### Written request
Leave every picture out and write out the records below exactly.

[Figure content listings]

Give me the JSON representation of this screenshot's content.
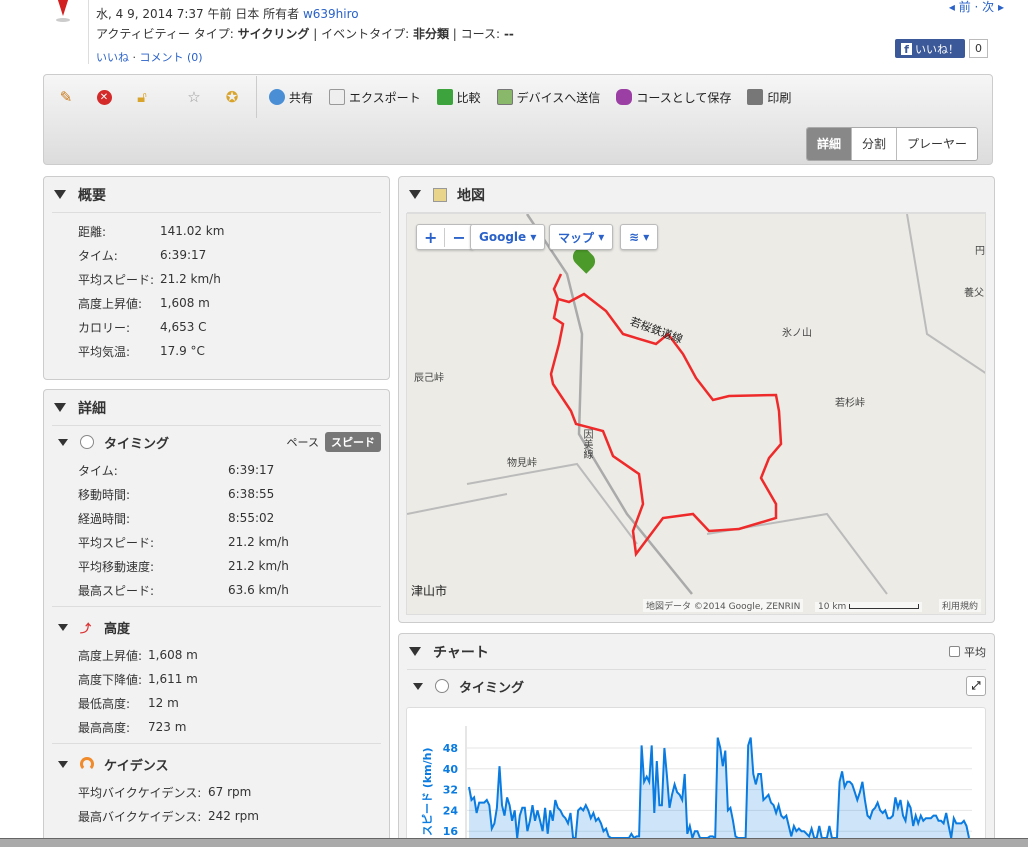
{
  "header": {
    "date": "水, 4 9, 2014 7:37 午前 日本",
    "owner_label": "所有者",
    "owner": "w639hiro",
    "activity_type_label": "アクティビティー タイプ:",
    "activity_type": "サイクリング",
    "event_type_label": "イベントタイプ:",
    "event_type": "非分類",
    "course_label": "コース:",
    "course": "--",
    "like": "いいね",
    "comment": "コメント (0)",
    "prev_next": "◂ 前 · 次 ▸"
  },
  "facebook": {
    "like": "いいね！",
    "count": "0"
  },
  "toolbar": {
    "actions": [
      "共有",
      "エクスポート",
      "比較",
      "デバイスへ送信",
      "コースとして保存",
      "印刷"
    ],
    "views": [
      "詳細",
      "分割",
      "プレーヤー"
    ],
    "active_view": "詳細",
    "icons": [
      "pencil-icon",
      "delete-icon",
      "lock-icon",
      "star-icon",
      "award-icon"
    ]
  },
  "summary": {
    "title": "概要",
    "rows": [
      [
        "距離:",
        "141.02 km"
      ],
      [
        "タイム:",
        "6:39:17"
      ],
      [
        "平均スピード:",
        "21.2 km/h"
      ],
      [
        "高度上昇値:",
        "1,608 m"
      ],
      [
        "カロリー:",
        "4,653 C"
      ],
      [
        "平均気温:",
        "17.9 °C"
      ]
    ]
  },
  "details": {
    "title": "詳細",
    "timing": {
      "title": "タイミング",
      "pace": "ペース",
      "speed": "スピード",
      "rows": [
        [
          "タイム:",
          "6:39:17"
        ],
        [
          "移動時間:",
          "6:38:55"
        ],
        [
          "経過時間:",
          "8:55:02"
        ],
        [
          "平均スピード:",
          "21.2 km/h"
        ],
        [
          "平均移動速度:",
          "21.2 km/h"
        ],
        [
          "最高スピード:",
          "63.6 km/h"
        ]
      ]
    },
    "elevation": {
      "title": "高度",
      "rows": [
        [
          "高度上昇値:",
          "1,608 m"
        ],
        [
          "高度下降値:",
          "1,611 m"
        ],
        [
          "最低高度:",
          "12 m"
        ],
        [
          "最高高度:",
          "723 m"
        ]
      ]
    },
    "cadence": {
      "title": "ケイデンス",
      "rows": [
        [
          "平均バイクケイデンス:",
          "67 rpm"
        ],
        [
          "最高バイクケイデンス:",
          "242 rpm"
        ]
      ]
    }
  },
  "map": {
    "title": "地図",
    "provider": "Google",
    "type": "マップ",
    "labels": [
      "若桜鉄道線",
      "氷ノ山",
      "辰己峠",
      "若杉峠",
      "因美線",
      "物見峠",
      "津山市",
      "養父",
      "円"
    ],
    "attribution": "地図データ ©2014 Google, ZENRIN",
    "scale": "10 km",
    "terms": "利用規約"
  },
  "chart": {
    "title": "チャート",
    "avg_label": "平均",
    "sub_title": "タイミング"
  },
  "chart_data": {
    "type": "area",
    "ylabel": "スピード (km/h)",
    "yticks": [
      16,
      24,
      32,
      40,
      48
    ],
    "color": "#0a7be0",
    "values": [
      33,
      28,
      29,
      23,
      27,
      27,
      27,
      28,
      26,
      17,
      19,
      25,
      41,
      26,
      22,
      29,
      26,
      20,
      24,
      12,
      22,
      25,
      25,
      16,
      20,
      26,
      20,
      24,
      20,
      16,
      25,
      15,
      24,
      20,
      28,
      25,
      24,
      22,
      21,
      19,
      23,
      12,
      12,
      24,
      25,
      24,
      26,
      24,
      21,
      23,
      20,
      21,
      19,
      16,
      17,
      14,
      12,
      11,
      11,
      12,
      11,
      10,
      10,
      11,
      15,
      11,
      14,
      14,
      49,
      35,
      37,
      35,
      49,
      23,
      43,
      26,
      26,
      48,
      37,
      25,
      30,
      34,
      31,
      30,
      28,
      38,
      15,
      18,
      13,
      16,
      16,
      11,
      10,
      10,
      11,
      14,
      14,
      11,
      52,
      48,
      41,
      47,
      24,
      25,
      20,
      14,
      12,
      11,
      11,
      10,
      49,
      52,
      38,
      34,
      38,
      38,
      28,
      29,
      30,
      27,
      26,
      23,
      26,
      22,
      21,
      22,
      18,
      14,
      18,
      16,
      17,
      16,
      16,
      15,
      14,
      17,
      13,
      12,
      18,
      12,
      12,
      12,
      18,
      11,
      12,
      11,
      35,
      39,
      33,
      35,
      35,
      34,
      31,
      28,
      31,
      35,
      28,
      22,
      21,
      24,
      25,
      27,
      24,
      23,
      24,
      21,
      21,
      22,
      29,
      25,
      28,
      22,
      20,
      27,
      25,
      18,
      22,
      19,
      22,
      20,
      21,
      21,
      21,
      22,
      22,
      20,
      20,
      19,
      23,
      18,
      11,
      21,
      19,
      19,
      19,
      20,
      18,
      11
    ]
  }
}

### Correct output
Give me the JSON representation of this screenshot's content.
{
  "header": {
    "date": "水, 4 9, 2014 7:37 午前 日本",
    "owner_label": "所有者",
    "owner": "w639hiro",
    "activity_type_label": "アクティビティー タイプ:",
    "activity_type": "サイクリング",
    "event_type_label": "イベントタイプ:",
    "event_type": "非分類",
    "course_label": "コース:",
    "course": "--",
    "like": "いいね",
    "comment": "コメント (0)",
    "prev_next": "◂ 前 · 次 ▸"
  },
  "facebook": {
    "like": "いいね！",
    "count": "0"
  },
  "toolbar": {
    "actions": [
      "共有",
      "エクスポート",
      "比較",
      "デバイスへ送信",
      "コースとして保存",
      "印刷"
    ],
    "views": [
      "詳細",
      "分割",
      "プレーヤー"
    ],
    "active_view": "詳細",
    "icons": [
      "pencil-icon",
      "delete-icon",
      "lock-icon",
      "star-icon",
      "award-icon"
    ]
  },
  "summary": {
    "title": "概要",
    "rows": [
      [
        "距離:",
        "141.02 km"
      ],
      [
        "タイム:",
        "6:39:17"
      ],
      [
        "平均スピード:",
        "21.2 km/h"
      ],
      [
        "高度上昇値:",
        "1,608 m"
      ],
      [
        "カロリー:",
        "4,653 C"
      ],
      [
        "平均気温:",
        "17.9 °C"
      ]
    ]
  },
  "details": {
    "title": "詳細",
    "timing": {
      "title": "タイミング",
      "pace": "ペース",
      "speed": "スピード",
      "rows": [
        [
          "タイム:",
          "6:39:17"
        ],
        [
          "移動時間:",
          "6:38:55"
        ],
        [
          "経過時間:",
          "8:55:02"
        ],
        [
          "平均スピード:",
          "21.2 km/h"
        ],
        [
          "平均移動速度:",
          "21.2 km/h"
        ],
        [
          "最高スピード:",
          "63.6 km/h"
        ]
      ]
    },
    "elevation": {
      "title": "高度",
      "rows": [
        [
          "高度上昇値:",
          "1,608 m"
        ],
        [
          "高度下降値:",
          "1,611 m"
        ],
        [
          "最低高度:",
          "12 m"
        ],
        [
          "最高高度:",
          "723 m"
        ]
      ]
    },
    "cadence": {
      "title": "ケイデンス",
      "rows": [
        [
          "平均バイクケイデンス:",
          "67 rpm"
        ],
        [
          "最高バイクケイデンス:",
          "242 rpm"
        ]
      ]
    }
  },
  "map": {
    "title": "地図",
    "provider": "Google",
    "type": "マップ",
    "labels": [
      "若桜鉄道線",
      "氷ノ山",
      "辰己峠",
      "若杉峠",
      "因美線",
      "物見峠",
      "津山市",
      "養父",
      "円"
    ],
    "attribution": "地図データ ©2014 Google, ZENRIN",
    "scale": "10 km",
    "terms": "利用規約"
  },
  "chart": {
    "title": "チャート",
    "avg_label": "平均",
    "sub_title": "タイミング"
  },
  "chart_data": {
    "type": "area",
    "ylabel": "スピード (km/h)",
    "yticks": [
      16,
      24,
      32,
      40,
      48
    ],
    "color": "#0a7be0",
    "values": [
      33,
      28,
      29,
      23,
      27,
      27,
      27,
      28,
      26,
      17,
      19,
      25,
      41,
      26,
      22,
      29,
      26,
      20,
      24,
      12,
      22,
      25,
      25,
      16,
      20,
      26,
      20,
      24,
      20,
      16,
      25,
      15,
      24,
      20,
      28,
      25,
      24,
      22,
      21,
      19,
      23,
      12,
      12,
      24,
      25,
      24,
      26,
      24,
      21,
      23,
      20,
      21,
      19,
      16,
      17,
      14,
      12,
      11,
      11,
      12,
      11,
      10,
      10,
      11,
      15,
      11,
      14,
      14,
      49,
      35,
      37,
      35,
      49,
      23,
      43,
      26,
      26,
      48,
      37,
      25,
      30,
      34,
      31,
      30,
      28,
      38,
      15,
      18,
      13,
      16,
      16,
      11,
      10,
      10,
      11,
      14,
      14,
      11,
      52,
      48,
      41,
      47,
      24,
      25,
      20,
      14,
      12,
      11,
      11,
      10,
      49,
      52,
      38,
      34,
      38,
      38,
      28,
      29,
      30,
      27,
      26,
      23,
      26,
      22,
      21,
      22,
      18,
      14,
      18,
      16,
      17,
      16,
      16,
      15,
      14,
      17,
      13,
      12,
      18,
      12,
      12,
      12,
      18,
      11,
      12,
      11,
      35,
      39,
      33,
      35,
      35,
      34,
      31,
      28,
      31,
      35,
      28,
      22,
      21,
      24,
      25,
      27,
      24,
      23,
      24,
      21,
      21,
      22,
      29,
      25,
      28,
      22,
      20,
      27,
      25,
      18,
      22,
      19,
      22,
      20,
      21,
      21,
      21,
      22,
      22,
      20,
      20,
      19,
      23,
      18,
      11,
      21,
      19,
      19,
      19,
      20,
      18,
      11
    ]
  }
}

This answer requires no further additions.